In the listing below, identify each line with the word "data" and return those lines.

▸ **Information supplied**
<<<<

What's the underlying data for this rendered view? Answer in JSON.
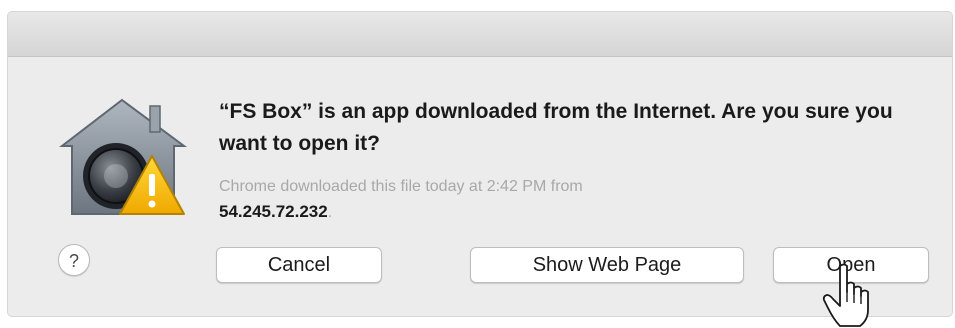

>>>>
<<<<

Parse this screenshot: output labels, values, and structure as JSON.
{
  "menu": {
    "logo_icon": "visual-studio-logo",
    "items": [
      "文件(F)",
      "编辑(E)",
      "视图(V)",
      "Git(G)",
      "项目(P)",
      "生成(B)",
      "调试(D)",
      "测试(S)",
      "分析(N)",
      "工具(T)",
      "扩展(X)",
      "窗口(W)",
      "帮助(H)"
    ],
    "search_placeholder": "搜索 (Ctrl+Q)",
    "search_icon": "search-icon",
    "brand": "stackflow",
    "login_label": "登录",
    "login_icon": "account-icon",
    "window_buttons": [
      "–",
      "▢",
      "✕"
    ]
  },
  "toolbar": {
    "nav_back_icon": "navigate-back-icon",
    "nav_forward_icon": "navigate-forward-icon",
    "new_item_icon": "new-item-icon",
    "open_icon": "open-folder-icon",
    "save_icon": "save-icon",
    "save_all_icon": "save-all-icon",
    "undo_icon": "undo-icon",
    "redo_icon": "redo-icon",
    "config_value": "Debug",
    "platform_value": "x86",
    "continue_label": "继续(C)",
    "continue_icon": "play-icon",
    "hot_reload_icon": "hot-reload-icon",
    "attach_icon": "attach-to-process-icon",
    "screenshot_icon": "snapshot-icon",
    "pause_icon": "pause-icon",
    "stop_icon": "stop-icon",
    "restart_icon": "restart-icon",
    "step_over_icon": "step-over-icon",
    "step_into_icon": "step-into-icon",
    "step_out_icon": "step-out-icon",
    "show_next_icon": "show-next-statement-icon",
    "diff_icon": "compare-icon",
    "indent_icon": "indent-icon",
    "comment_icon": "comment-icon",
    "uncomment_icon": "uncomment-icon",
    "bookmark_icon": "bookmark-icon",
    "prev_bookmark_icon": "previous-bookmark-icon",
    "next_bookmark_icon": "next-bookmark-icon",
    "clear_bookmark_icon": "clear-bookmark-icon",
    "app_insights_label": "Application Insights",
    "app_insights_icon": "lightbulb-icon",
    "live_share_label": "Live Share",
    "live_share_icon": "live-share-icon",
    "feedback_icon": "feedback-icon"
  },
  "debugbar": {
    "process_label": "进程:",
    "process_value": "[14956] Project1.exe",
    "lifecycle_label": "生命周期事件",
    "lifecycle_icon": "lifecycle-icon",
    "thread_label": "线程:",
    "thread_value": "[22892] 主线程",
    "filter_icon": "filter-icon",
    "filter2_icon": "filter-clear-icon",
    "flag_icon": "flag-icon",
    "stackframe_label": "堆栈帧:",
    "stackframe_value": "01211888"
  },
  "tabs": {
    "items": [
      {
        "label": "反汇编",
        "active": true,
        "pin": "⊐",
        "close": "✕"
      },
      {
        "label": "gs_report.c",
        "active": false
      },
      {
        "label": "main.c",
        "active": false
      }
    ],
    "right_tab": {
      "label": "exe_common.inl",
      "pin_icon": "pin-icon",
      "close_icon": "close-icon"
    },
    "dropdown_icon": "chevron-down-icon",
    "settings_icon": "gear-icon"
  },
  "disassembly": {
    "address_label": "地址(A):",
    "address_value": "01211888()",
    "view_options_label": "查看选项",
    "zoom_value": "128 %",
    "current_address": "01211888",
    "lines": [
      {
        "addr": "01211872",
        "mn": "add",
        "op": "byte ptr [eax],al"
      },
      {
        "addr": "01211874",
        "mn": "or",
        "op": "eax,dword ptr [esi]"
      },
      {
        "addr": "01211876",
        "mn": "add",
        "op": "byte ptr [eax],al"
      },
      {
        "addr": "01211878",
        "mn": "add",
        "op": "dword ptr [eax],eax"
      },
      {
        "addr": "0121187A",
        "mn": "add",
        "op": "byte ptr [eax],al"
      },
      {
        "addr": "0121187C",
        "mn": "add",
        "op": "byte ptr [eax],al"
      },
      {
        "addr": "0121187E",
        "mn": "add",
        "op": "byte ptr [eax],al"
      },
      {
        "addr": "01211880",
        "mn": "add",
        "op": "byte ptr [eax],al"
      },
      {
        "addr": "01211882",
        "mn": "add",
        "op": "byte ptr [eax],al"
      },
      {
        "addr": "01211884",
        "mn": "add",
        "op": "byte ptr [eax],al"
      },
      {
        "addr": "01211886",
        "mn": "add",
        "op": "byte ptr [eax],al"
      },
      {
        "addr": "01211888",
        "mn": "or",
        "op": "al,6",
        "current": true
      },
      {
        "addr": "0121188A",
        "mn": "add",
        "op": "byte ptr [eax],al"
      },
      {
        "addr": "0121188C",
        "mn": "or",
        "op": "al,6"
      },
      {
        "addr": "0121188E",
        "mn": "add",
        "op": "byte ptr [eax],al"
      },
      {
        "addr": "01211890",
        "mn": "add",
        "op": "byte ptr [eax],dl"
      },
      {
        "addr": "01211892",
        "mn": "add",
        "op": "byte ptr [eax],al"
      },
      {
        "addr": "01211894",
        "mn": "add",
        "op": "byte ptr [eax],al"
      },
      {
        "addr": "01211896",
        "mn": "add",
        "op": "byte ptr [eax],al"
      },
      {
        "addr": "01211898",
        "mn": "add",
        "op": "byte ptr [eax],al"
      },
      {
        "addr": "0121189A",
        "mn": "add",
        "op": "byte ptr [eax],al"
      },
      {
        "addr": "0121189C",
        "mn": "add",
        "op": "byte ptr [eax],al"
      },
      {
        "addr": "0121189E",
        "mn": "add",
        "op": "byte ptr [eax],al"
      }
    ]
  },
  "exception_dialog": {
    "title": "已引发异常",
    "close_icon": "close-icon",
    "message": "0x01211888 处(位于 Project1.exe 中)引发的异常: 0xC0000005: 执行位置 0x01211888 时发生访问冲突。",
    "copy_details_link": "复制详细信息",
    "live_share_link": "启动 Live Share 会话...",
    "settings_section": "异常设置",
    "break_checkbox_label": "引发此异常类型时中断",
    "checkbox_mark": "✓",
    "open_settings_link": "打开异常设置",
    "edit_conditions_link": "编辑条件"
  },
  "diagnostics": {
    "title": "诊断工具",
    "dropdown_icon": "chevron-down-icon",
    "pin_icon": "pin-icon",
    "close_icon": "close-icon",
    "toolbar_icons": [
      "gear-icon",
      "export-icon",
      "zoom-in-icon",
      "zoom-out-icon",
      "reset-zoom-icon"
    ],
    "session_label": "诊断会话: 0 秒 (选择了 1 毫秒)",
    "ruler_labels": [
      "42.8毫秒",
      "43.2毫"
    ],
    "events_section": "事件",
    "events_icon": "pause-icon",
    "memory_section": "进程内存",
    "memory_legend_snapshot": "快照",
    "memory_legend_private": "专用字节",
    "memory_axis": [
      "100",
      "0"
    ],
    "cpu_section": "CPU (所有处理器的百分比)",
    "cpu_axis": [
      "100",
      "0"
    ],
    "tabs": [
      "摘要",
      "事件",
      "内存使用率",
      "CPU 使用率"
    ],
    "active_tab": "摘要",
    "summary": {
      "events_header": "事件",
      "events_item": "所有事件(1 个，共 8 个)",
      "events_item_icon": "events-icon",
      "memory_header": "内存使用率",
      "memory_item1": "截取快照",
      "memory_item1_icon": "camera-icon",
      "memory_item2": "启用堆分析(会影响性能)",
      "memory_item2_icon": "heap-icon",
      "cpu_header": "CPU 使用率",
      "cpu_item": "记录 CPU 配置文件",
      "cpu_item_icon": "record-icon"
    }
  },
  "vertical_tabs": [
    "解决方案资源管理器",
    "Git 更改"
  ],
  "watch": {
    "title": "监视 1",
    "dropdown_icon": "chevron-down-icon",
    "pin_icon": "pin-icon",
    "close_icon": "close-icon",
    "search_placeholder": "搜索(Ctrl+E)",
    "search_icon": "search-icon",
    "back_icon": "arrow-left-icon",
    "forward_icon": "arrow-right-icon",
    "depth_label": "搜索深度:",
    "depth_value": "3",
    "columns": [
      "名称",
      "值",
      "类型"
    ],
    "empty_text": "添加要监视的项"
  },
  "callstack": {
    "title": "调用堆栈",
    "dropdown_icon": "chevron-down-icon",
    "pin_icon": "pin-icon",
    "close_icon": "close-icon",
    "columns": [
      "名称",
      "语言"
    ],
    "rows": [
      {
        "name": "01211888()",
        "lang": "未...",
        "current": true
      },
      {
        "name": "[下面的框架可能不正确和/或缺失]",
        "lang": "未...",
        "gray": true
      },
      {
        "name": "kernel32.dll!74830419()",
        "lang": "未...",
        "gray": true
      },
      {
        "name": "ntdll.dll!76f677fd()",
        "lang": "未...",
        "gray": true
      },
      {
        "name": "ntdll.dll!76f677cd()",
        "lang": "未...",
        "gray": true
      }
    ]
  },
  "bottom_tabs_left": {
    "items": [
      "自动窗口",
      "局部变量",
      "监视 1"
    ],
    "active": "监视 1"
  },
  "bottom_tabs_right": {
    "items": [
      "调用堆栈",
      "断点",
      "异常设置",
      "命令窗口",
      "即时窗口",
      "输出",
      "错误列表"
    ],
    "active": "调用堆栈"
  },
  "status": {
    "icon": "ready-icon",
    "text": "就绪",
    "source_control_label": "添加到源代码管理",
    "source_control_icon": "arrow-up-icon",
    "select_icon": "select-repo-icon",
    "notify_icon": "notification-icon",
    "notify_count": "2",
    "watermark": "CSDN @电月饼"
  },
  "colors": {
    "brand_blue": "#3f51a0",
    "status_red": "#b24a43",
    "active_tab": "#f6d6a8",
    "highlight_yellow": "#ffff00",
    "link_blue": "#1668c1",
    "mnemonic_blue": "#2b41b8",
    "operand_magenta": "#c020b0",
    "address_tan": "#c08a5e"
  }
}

>>>>
<<<<

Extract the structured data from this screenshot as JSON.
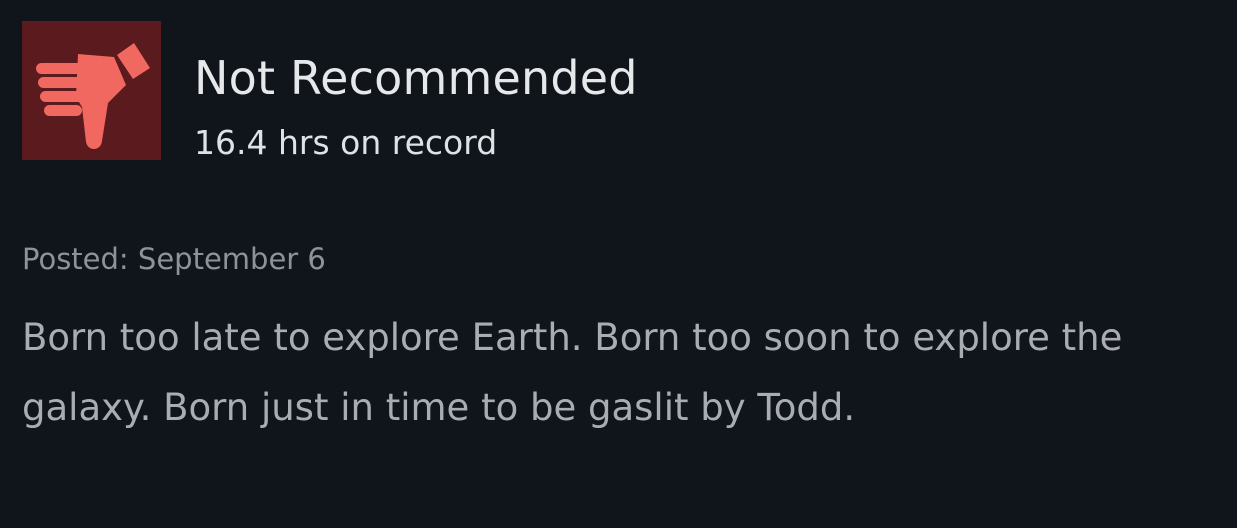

>>>>

▸ **Task response**
What's the underlying data for this rendered view? Answer in JSON.
Extract the structured data from this screenshot as JSON.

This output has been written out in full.